------ Data for processing ------

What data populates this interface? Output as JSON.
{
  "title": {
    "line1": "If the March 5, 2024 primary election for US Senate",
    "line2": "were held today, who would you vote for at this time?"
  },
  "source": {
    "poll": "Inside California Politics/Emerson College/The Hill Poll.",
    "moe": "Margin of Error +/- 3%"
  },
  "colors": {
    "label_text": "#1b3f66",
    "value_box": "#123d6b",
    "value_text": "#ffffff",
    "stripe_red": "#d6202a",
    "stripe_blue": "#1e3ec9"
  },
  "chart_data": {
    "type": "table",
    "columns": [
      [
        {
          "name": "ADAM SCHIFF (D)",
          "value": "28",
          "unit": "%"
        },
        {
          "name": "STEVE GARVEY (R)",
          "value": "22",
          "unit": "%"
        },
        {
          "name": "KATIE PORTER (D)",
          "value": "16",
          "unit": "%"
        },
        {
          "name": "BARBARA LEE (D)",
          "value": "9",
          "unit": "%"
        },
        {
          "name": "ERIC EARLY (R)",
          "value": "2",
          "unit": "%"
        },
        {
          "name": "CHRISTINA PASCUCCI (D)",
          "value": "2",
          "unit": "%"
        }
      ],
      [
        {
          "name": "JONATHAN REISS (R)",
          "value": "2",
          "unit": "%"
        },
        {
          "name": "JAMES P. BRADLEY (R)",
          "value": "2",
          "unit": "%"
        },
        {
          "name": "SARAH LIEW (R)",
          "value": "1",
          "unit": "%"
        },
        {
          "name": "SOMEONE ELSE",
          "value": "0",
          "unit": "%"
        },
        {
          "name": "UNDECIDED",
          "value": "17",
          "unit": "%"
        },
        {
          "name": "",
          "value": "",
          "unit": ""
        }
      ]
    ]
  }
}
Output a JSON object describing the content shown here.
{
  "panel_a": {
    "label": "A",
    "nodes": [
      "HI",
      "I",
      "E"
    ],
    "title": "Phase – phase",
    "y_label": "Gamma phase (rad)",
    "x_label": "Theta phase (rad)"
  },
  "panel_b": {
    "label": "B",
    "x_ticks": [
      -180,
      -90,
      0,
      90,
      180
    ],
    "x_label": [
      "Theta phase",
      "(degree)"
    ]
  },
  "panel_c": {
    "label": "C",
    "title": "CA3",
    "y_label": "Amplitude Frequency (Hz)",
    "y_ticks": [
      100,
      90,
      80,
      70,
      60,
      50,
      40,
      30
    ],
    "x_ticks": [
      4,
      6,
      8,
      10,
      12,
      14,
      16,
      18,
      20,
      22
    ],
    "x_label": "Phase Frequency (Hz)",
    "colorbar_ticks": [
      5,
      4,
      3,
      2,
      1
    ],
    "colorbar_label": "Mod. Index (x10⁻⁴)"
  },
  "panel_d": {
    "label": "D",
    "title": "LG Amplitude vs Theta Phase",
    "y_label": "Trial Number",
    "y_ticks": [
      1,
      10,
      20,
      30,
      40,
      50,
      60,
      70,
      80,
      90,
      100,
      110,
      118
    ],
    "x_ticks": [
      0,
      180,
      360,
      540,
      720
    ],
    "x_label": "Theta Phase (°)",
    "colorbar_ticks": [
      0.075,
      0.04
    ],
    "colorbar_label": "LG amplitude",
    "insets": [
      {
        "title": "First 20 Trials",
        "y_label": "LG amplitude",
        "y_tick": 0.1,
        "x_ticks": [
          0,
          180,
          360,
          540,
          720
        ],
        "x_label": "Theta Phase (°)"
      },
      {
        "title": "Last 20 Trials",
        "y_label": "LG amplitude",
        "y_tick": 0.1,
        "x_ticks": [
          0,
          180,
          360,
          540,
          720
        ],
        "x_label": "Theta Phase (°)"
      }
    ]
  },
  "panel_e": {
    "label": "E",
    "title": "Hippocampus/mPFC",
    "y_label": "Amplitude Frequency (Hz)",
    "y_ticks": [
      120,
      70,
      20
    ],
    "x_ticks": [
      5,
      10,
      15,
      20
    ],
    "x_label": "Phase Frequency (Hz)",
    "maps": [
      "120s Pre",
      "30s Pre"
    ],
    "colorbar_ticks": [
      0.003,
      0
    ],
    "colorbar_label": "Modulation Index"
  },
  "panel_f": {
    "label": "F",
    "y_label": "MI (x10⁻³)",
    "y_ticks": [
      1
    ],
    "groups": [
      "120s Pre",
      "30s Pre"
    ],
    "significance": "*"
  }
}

------

Emit the full listing verbatim.

• [Output]
What data populates this interface? Output as JSON.
{
  "title": {
    "line1": "If the March 5, 2024 primary election for US Senate",
    "line2": "were held today, who would you vote for at this time?"
  },
  "source": {
    "poll": "Inside California Politics/Emerson College/The Hill Poll.",
    "moe": "Margin of Error +/- 3%"
  },
  "colors": {
    "label_text": "#1b3f66",
    "value_box": "#123d6b",
    "value_text": "#ffffff",
    "stripe_red": "#d6202a",
    "stripe_blue": "#1e3ec9"
  },
  "chart_data": {
    "type": "table",
    "columns": [
      [
        {
          "name": "ADAM SCHIFF (D)",
          "value": "28",
          "unit": "%"
        },
        {
          "name": "STEVE GARVEY (R)",
          "value": "22",
          "unit": "%"
        },
        {
          "name": "KATIE PORTER (D)",
          "value": "16",
          "unit": "%"
        },
        {
          "name": "BARBARA LEE (D)",
          "value": "9",
          "unit": "%"
        },
        {
          "name": "ERIC EARLY (R)",
          "value": "2",
          "unit": "%"
        },
        {
          "name": "CHRISTINA PASCUCCI (D)",
          "value": "2",
          "unit": "%"
        }
      ],
      [
        {
          "name": "JONATHAN REISS (R)",
          "value": "2",
          "unit": "%"
        },
        {
          "name": "JAMES P. BRADLEY (R)",
          "value": "2",
          "unit": "%"
        },
        {
          "name": "SARAH LIEW (R)",
          "value": "1",
          "unit": "%"
        },
        {
          "name": "SOMEONE ELSE",
          "value": "0",
          "unit": "%"
        },
        {
          "name": "UNDECIDED",
          "value": "17",
          "unit": "%"
        },
        {
          "name": "",
          "value": "",
          "unit": ""
        }
      ]
    ]
  }
}
Output a JSON object describing the content shown here.
{
  "panel_a": {
    "label": "A",
    "nodes": [
      "HI",
      "I",
      "E"
    ],
    "title": "Phase – phase",
    "y_label": "Gamma phase (rad)",
    "x_label": "Theta phase (rad)"
  },
  "panel_b": {
    "label": "B",
    "x_ticks": [
      -180,
      -90,
      0,
      90,
      180
    ],
    "x_label": [
      "Theta phase",
      "(degree)"
    ]
  },
  "panel_c": {
    "label": "C",
    "title": "CA3",
    "y_label": "Amplitude Frequency (Hz)",
    "y_ticks": [
      100,
      90,
      80,
      70,
      60,
      50,
      40,
      30
    ],
    "x_ticks": [
      4,
      6,
      8,
      10,
      12,
      14,
      16,
      18,
      20,
      22
    ],
    "x_label": "Phase Frequency (Hz)",
    "colorbar_ticks": [
      5,
      4,
      3,
      2,
      1
    ],
    "colorbar_label": "Mod. Index (x10⁻⁴)"
  },
  "panel_d": {
    "label": "D",
    "title": "LG Amplitude vs Theta Phase",
    "y_label": "Trial Number",
    "y_ticks": [
      1,
      10,
      20,
      30,
      40,
      50,
      60,
      70,
      80,
      90,
      100,
      110,
      118
    ],
    "x_ticks": [
      0,
      180,
      360,
      540,
      720
    ],
    "x_label": "Theta Phase (°)",
    "colorbar_ticks": [
      0.075,
      0.04
    ],
    "colorbar_label": "LG amplitude",
    "insets": [
      {
        "title": "First 20 Trials",
        "y_label": "LG amplitude",
        "y_tick": 0.1,
        "x_ticks": [
          0,
          180,
          360,
          540,
          720
        ],
        "x_label": "Theta Phase (°)"
      },
      {
        "title": "Last 20 Trials",
        "y_label": "LG amplitude",
        "y_tick": 0.1,
        "x_ticks": [
          0,
          180,
          360,
          540,
          720
        ],
        "x_label": "Theta Phase (°)"
      }
    ]
  },
  "panel_e": {
    "label": "E",
    "title": "Hippocampus/mPFC",
    "y_label": "Amplitude Frequency (Hz)",
    "y_ticks": [
      120,
      70,
      20
    ],
    "x_ticks": [
      5,
      10,
      15,
      20
    ],
    "x_label": "Phase Frequency (Hz)",
    "maps": [
      "120s Pre",
      "30s Pre"
    ],
    "colorbar_ticks": [
      0.003,
      0
    ],
    "colorbar_label": "Modulation Index"
  },
  "panel_f": {
    "label": "F",
    "y_label": "MI (x10⁻³)",
    "y_ticks": [
      1
    ],
    "groups": [
      "120s Pre",
      "30s Pre"
    ],
    "significance": "*"
  }
}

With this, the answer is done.